▶ [Goal of the exercise]
Update the lottery discussion: give everything from "Consider your words" down to "Blogger DumbArkie said..." again, with "House" in place of "Senate".

Mark my words, if they pass enabling legislation they will be embarrassed, the amendment was that poorly written. Money will pile up in this fund while the rest of the state goes hurting. It will lead to absurd unintended economic consequences. The smartest thing the legislature could do is to not enable the thing.

5 Comments:

Anonymous Anonymous said...

"Mark my words, if they pass enabling legislation they will be embarrassed, the amendment was that poorly written."

Consider your words marked. In the lottery wars, Beebe wins easily. He still has many allies in the Senate and Halter has few. You are correct that the lottery will be awash in tens, perhaps, hundreds of millions, while other higher priority state programs could be facing shortfalls. Tennessee currently has a mult-hundred dollar surplus b/c its legislation was poorly written.

6:16 PM, December 18, 2008  
Blogger DumbArkie said...

"All either one of them can do with it is lower the standards so that slackers can get some free money for a while."

You are absolutely correct!

Around 50% of Arkansas's entering college freshmen are required to take at least one remedial class. Having taught at an Arkansas community college, I can verify that number.

Many of these "students" only show up the required number of classes to get "their" money. Payments are usually dispersed twice a semester (at least where I taught). Like clockwork I could anticipate my community college classes losing 1/4 of the students the day after each of the two checks was issued.

The worst part was that my lower level classes always had a waiting list. Many of those waiting were real students wanting to learn, but couldn't get in a class because some leech was taking up a seat to "earn" a few hundred bucks.

7:16 PM, December 18, 2008  
Anonymous Anonymous said...

That is an outrage- one that will be tripled if they do this. Maybe people will be starving in the streets while all this college money sits there unclaimed.

9:35 PM, December 18, 2008  
Anonymous Anonymous said...

Correction: "TN currently has a multi-hundred MILLION dollar surplus b/c its legislation was poorly written."

The lottery money will be there for slackers, as DumbArkie points out, who just want to get a check as well as those who truly wish to learn and better themselves. The middle- to upper-class parents (who value education) of kids who get a scholarship will be the real beneficiaries; a college education formerly was somewhat painful economically, with a return on the investment later, in a better job, higher salary, etc. But now, many of these remedial & mediocre kids will show up to get a check, blow it on a pickup truck and remain uneducated.

Anonymous: people won't be starving in the street. Our super-nanny federal government already takes care of those folks. They get food money, housing subsidies, medical care, prescription drugs, & transportation. Have I missed anything? Oh, I left out a free education, too.

The real tragedy is that millions of dollars will be spent on a lottery, money that instead could have been used to start or expand a business, or to get a meaningful education, and our pitiful percentage of adults who hold a college degree will remain low (even Puerto Rico beats Arkansas in this category - no "thank God for Mississippi" here - AR is fifty-first). I predict a lottery will not signifcantly improve that percentage. The only thing that will is parents who place a higher value education than athletics.

7:08 AM, December 19, 2008  
Blogger Mark Moore (Moderator) said...

Chuck,

You assessment of the balance of power between Beebe and Halter is right on. I believe he is wildly unpopular down there.

Re: the Federal government making sure no one starves. At some point the Chicoms are going to quit loaning the Federal government money to give away. When the welfare checks start bouncing (or get inflated into near worthlessness) then we will see.

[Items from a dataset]
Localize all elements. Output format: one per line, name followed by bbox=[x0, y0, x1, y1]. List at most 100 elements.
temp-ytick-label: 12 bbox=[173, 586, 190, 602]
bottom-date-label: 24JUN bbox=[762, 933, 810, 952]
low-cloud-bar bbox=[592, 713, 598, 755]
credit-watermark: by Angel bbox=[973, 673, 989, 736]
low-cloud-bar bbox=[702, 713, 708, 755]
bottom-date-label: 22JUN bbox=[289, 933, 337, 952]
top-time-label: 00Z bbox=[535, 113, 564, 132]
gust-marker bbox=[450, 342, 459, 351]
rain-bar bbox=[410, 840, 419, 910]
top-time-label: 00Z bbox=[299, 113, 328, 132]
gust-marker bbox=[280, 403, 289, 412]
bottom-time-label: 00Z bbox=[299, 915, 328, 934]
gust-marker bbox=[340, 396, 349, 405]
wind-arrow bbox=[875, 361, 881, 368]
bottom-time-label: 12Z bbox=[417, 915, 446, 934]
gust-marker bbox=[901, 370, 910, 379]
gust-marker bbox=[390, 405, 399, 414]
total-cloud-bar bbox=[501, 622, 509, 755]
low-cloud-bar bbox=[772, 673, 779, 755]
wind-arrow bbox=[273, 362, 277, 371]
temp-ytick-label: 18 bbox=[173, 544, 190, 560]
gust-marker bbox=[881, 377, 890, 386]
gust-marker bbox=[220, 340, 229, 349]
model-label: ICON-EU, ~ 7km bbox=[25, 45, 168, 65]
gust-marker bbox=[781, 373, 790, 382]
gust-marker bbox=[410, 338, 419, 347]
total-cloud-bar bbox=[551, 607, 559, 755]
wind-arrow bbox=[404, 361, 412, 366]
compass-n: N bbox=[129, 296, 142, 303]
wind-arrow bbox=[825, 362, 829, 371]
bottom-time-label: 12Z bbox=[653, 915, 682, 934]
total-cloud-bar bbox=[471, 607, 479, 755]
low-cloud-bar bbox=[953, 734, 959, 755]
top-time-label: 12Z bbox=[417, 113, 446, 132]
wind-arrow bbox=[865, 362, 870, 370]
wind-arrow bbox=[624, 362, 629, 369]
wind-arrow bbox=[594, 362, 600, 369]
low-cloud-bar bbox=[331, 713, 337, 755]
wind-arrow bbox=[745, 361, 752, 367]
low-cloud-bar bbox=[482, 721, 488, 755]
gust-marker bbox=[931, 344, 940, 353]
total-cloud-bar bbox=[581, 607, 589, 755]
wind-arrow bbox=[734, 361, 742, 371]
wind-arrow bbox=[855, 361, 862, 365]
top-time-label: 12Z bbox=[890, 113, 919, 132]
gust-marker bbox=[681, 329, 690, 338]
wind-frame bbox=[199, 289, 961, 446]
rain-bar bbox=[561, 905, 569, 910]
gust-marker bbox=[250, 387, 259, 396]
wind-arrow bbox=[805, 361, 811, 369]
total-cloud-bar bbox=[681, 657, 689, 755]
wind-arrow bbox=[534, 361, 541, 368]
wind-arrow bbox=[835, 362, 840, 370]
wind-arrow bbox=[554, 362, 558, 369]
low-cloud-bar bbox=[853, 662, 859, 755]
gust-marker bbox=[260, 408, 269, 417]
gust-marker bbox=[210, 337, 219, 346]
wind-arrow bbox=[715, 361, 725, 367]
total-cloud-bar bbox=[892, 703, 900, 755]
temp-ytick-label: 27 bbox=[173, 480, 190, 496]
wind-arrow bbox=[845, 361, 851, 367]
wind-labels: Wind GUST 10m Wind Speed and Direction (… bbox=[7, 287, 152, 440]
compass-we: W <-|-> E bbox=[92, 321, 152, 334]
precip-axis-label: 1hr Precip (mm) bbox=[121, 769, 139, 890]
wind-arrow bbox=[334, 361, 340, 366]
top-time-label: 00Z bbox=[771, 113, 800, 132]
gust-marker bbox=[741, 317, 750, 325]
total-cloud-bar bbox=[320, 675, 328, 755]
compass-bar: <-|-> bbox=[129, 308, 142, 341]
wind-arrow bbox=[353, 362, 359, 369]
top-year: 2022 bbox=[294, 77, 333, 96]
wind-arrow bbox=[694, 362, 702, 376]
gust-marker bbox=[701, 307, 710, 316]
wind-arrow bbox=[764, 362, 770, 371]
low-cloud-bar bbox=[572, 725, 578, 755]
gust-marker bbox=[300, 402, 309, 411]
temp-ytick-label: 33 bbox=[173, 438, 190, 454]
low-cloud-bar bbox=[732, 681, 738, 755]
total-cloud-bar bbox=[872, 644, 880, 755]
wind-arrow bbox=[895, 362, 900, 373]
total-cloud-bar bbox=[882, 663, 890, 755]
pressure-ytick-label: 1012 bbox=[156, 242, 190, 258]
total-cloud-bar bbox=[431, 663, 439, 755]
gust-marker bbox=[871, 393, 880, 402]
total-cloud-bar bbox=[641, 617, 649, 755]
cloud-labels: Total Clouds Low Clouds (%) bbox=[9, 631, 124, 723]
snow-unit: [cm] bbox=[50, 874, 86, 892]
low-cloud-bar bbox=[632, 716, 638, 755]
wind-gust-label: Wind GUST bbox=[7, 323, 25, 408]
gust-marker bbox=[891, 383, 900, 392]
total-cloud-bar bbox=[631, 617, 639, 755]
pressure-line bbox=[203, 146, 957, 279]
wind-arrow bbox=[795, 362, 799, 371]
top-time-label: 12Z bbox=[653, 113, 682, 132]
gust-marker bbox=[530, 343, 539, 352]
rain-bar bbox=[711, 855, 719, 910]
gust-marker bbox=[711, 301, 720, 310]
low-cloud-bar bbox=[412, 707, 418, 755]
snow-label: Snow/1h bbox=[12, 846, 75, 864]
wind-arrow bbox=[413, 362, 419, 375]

▶ [Response below]
Consider your words marked. In the lottery wars, Beebe wins easily. He still has many allies in the House and Halter has few. You are correct that the lottery will be awash in tens, perhaps, hundreds of millions, while other higher priority state programs could be facing shortfalls. Tennessee currently has a mult-hundred dollar surplus b/c its legislation was poorly written.

6:16 PM, December 18, 2008  
Blogger DumbArkie said...